Given request: Repeat each record exactly as written, and drop any images.

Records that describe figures
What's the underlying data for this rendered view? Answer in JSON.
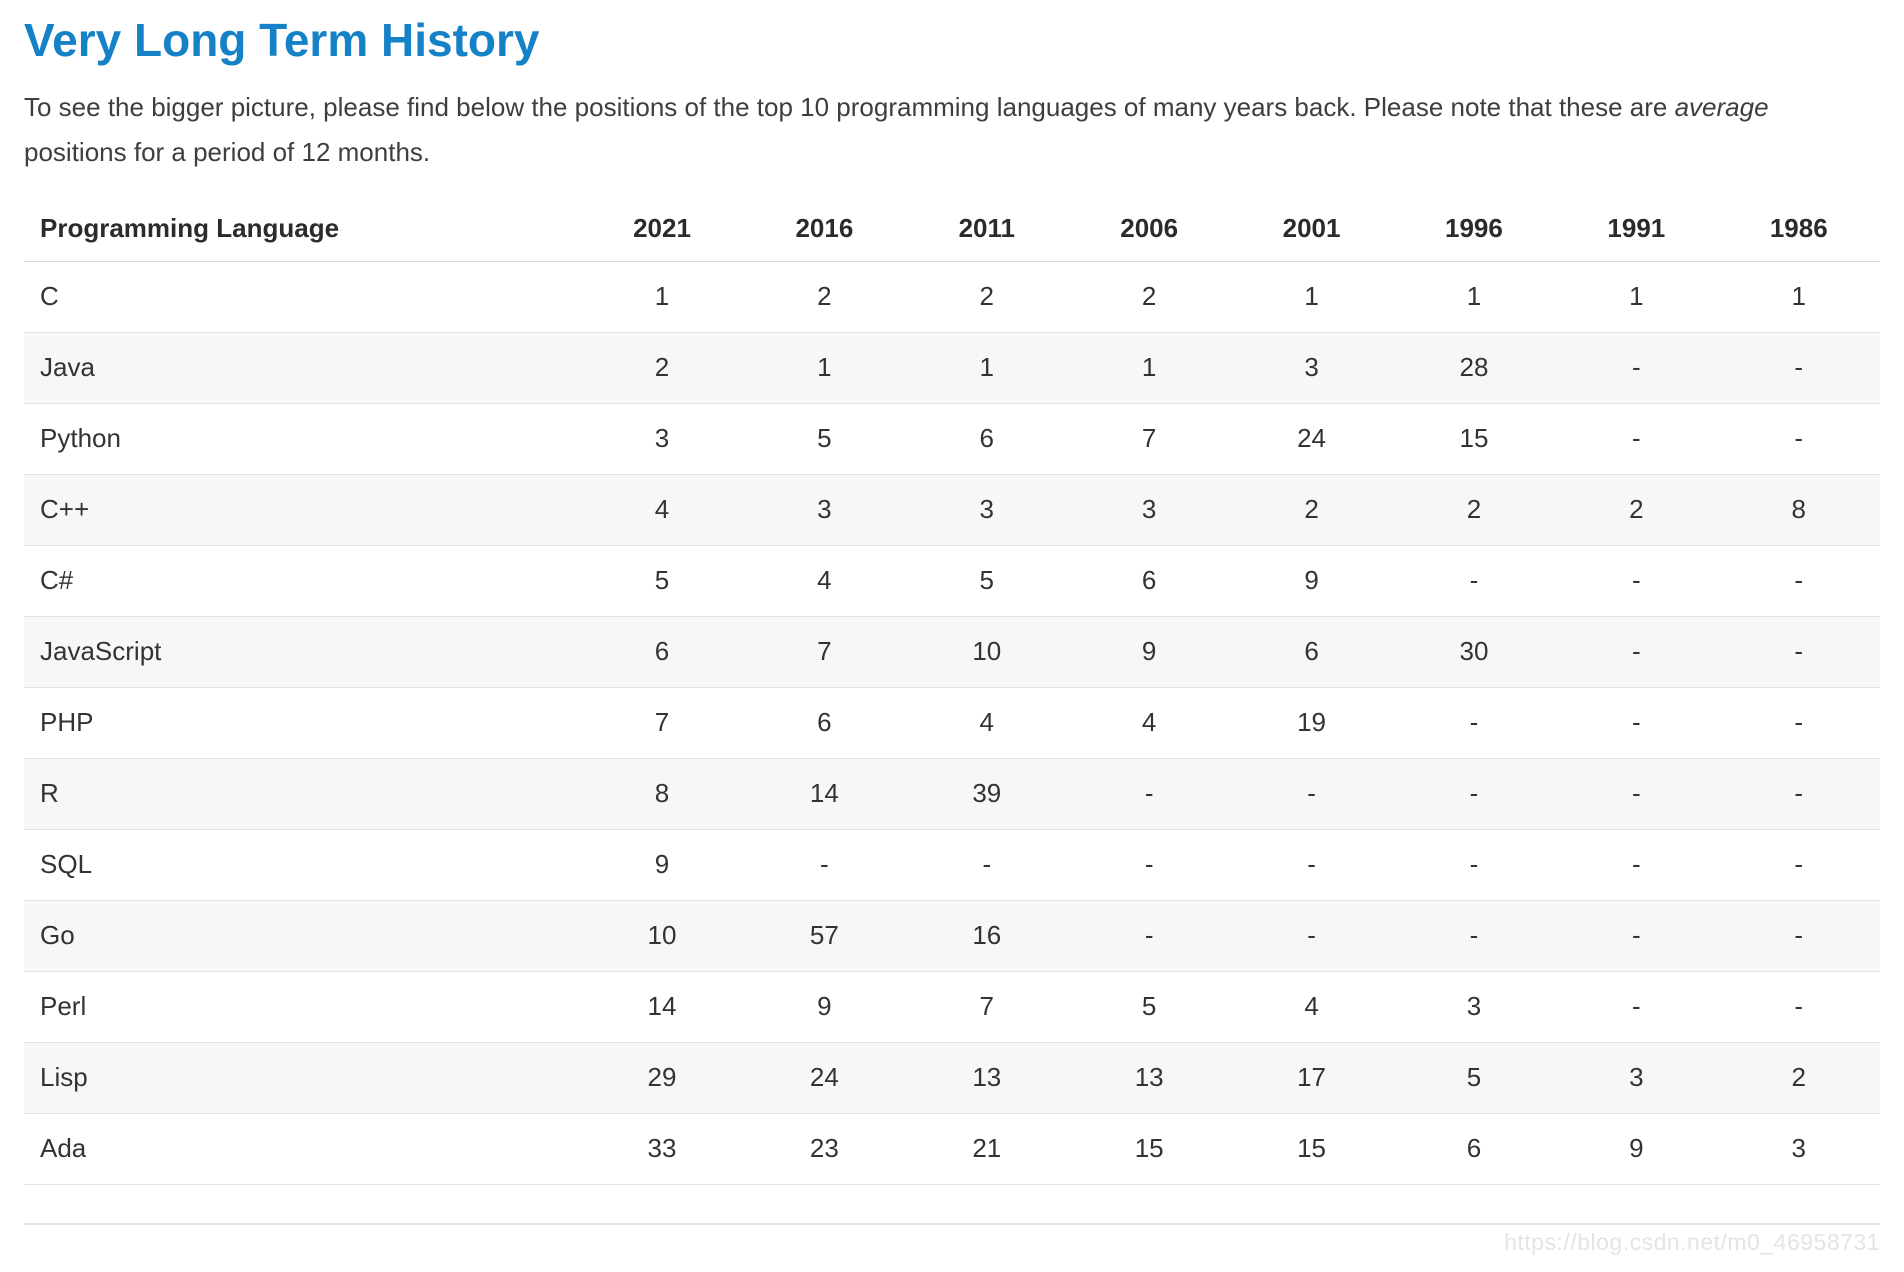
{
  "page": {
    "title": "Very Long Term History"
  },
  "intro": {
    "line1_text": "To see the bigger picture, please find below the positions of the top 10 programming languages of many years back. Please note that these are ",
    "line1_italic": "average",
    "line2": "positions for a period of 12 months."
  },
  "table": {
    "columns": [
      "Programming Language",
      "2021",
      "2016",
      "2011",
      "2006",
      "2001",
      "1996",
      "1991",
      "1986"
    ],
    "rows": [
      {
        "language": "C",
        "values": [
          "1",
          "2",
          "2",
          "2",
          "1",
          "1",
          "1",
          "1"
        ]
      },
      {
        "language": "Java",
        "values": [
          "2",
          "1",
          "1",
          "1",
          "3",
          "28",
          "-",
          "-"
        ]
      },
      {
        "language": "Python",
        "values": [
          "3",
          "5",
          "6",
          "7",
          "24",
          "15",
          "-",
          "-"
        ]
      },
      {
        "language": "C++",
        "values": [
          "4",
          "3",
          "3",
          "3",
          "2",
          "2",
          "2",
          "8"
        ]
      },
      {
        "language": "C#",
        "values": [
          "5",
          "4",
          "5",
          "6",
          "9",
          "-",
          "-",
          "-"
        ]
      },
      {
        "language": "JavaScript",
        "values": [
          "6",
          "7",
          "10",
          "9",
          "6",
          "30",
          "-",
          "-"
        ]
      },
      {
        "language": "PHP",
        "values": [
          "7",
          "6",
          "4",
          "4",
          "19",
          "-",
          "-",
          "-"
        ]
      },
      {
        "language": "R",
        "values": [
          "8",
          "14",
          "39",
          "-",
          "-",
          "-",
          "-",
          "-"
        ]
      },
      {
        "language": "SQL",
        "values": [
          "9",
          "-",
          "-",
          "-",
          "-",
          "-",
          "-",
          "-"
        ]
      },
      {
        "language": "Go",
        "values": [
          "10",
          "57",
          "16",
          "-",
          "-",
          "-",
          "-",
          "-"
        ]
      },
      {
        "language": "Perl",
        "values": [
          "14",
          "9",
          "7",
          "5",
          "4",
          "3",
          "-",
          "-"
        ]
      },
      {
        "language": "Lisp",
        "values": [
          "29",
          "24",
          "13",
          "13",
          "17",
          "5",
          "3",
          "2"
        ]
      },
      {
        "language": "Ada",
        "values": [
          "33",
          "23",
          "21",
          "15",
          "15",
          "6",
          "9",
          "3"
        ]
      }
    ]
  },
  "watermark": {
    "text": "https://blog.csdn.net/m0_46958731"
  },
  "colors": {
    "title_blue": "#1581c6",
    "stripe": "#f7f7f7",
    "row_border": "#e3e3e3",
    "header_border": "#d7d7d7",
    "watermark_gray": "#e4e4e4"
  }
}
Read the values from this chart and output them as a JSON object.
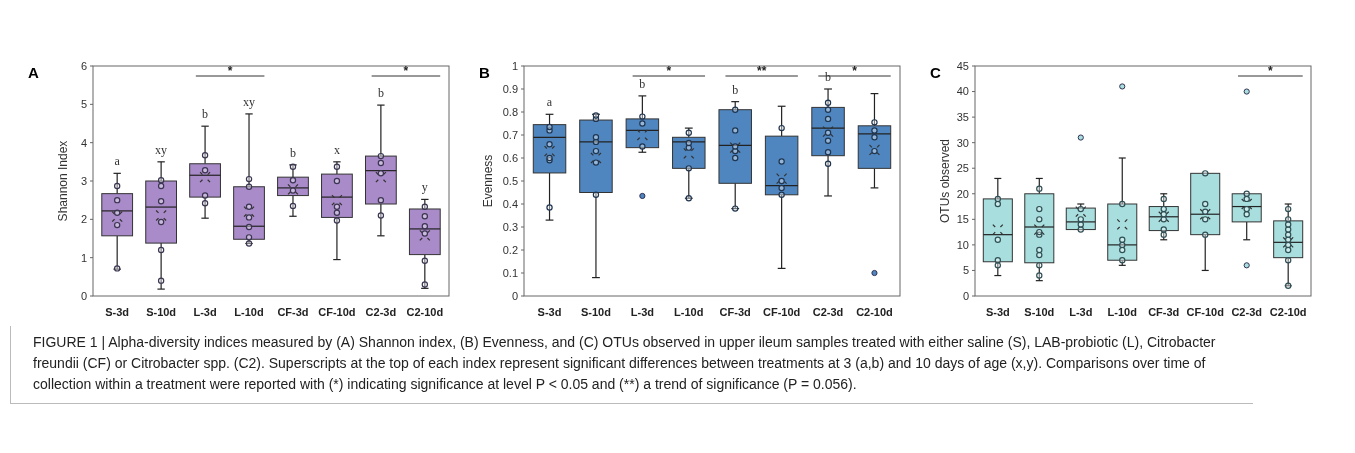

Response to this exercise:
What's the underlying data for this rendered view? Answer in JSON.
{
  "page": {
    "title": "Very Long Term History"
  },
  "intro": {
    "line1_text": "To see the bigger picture, please find below the positions of the top 10 programming languages of many years back. Please note that these are ",
    "line1_italic": "average",
    "line2": "positions for a period of 12 months."
  },
  "table": {
    "columns": [
      "Programming Language",
      "2021",
      "2016",
      "2011",
      "2006",
      "2001",
      "1996",
      "1991",
      "1986"
    ],
    "rows": [
      {
        "language": "C",
        "values": [
          "1",
          "2",
          "2",
          "2",
          "1",
          "1",
          "1",
          "1"
        ]
      },
      {
        "language": "Java",
        "values": [
          "2",
          "1",
          "1",
          "1",
          "3",
          "28",
          "-",
          "-"
        ]
      },
      {
        "language": "Python",
        "values": [
          "3",
          "5",
          "6",
          "7",
          "24",
          "15",
          "-",
          "-"
        ]
      },
      {
        "language": "C++",
        "values": [
          "4",
          "3",
          "3",
          "3",
          "2",
          "2",
          "2",
          "8"
        ]
      },
      {
        "language": "C#",
        "values": [
          "5",
          "4",
          "5",
          "6",
          "9",
          "-",
          "-",
          "-"
        ]
      },
      {
        "language": "JavaScript",
        "values": [
          "6",
          "7",
          "10",
          "9",
          "6",
          "30",
          "-",
          "-"
        ]
      },
      {
        "language": "PHP",
        "values": [
          "7",
          "6",
          "4",
          "4",
          "19",
          "-",
          "-",
          "-"
        ]
      },
      {
        "language": "R",
        "values": [
          "8",
          "14",
          "39",
          "-",
          "-",
          "-",
          "-",
          "-"
        ]
      },
      {
        "language": "SQL",
        "values": [
          "9",
          "-",
          "-",
          "-",
          "-",
          "-",
          "-",
          "-"
        ]
      },
      {
        "language": "Go",
        "values": [
          "10",
          "57",
          "16",
          "-",
          "-",
          "-",
          "-",
          "-"
        ]
      },
      {
        "language": "Perl",
        "values": [
          "14",
          "9",
          "7",
          "5",
          "4",
          "3",
          "-",
          "-"
        ]
      },
      {
        "language": "Lisp",
        "values": [
          "29",
          "24",
          "13",
          "13",
          "17",
          "5",
          "3",
          "2"
        ]
      },
      {
        "language": "Ada",
        "values": [
          "33",
          "23",
          "21",
          "15",
          "15",
          "6",
          "9",
          "3"
        ]
      }
    ]
  },
  "watermark": {
    "text": "https://blog.csdn.net/m0_46958731"
  },
  "colors": {
    "title_blue": "#1581c6",
    "stripe": "#f7f7f7",
    "row_border": "#e3e3e3",
    "header_border": "#d7d7d7",
    "watermark_gray": "#e4e4e4"
  }
}
Read the values from this chart and output them as a JSON object.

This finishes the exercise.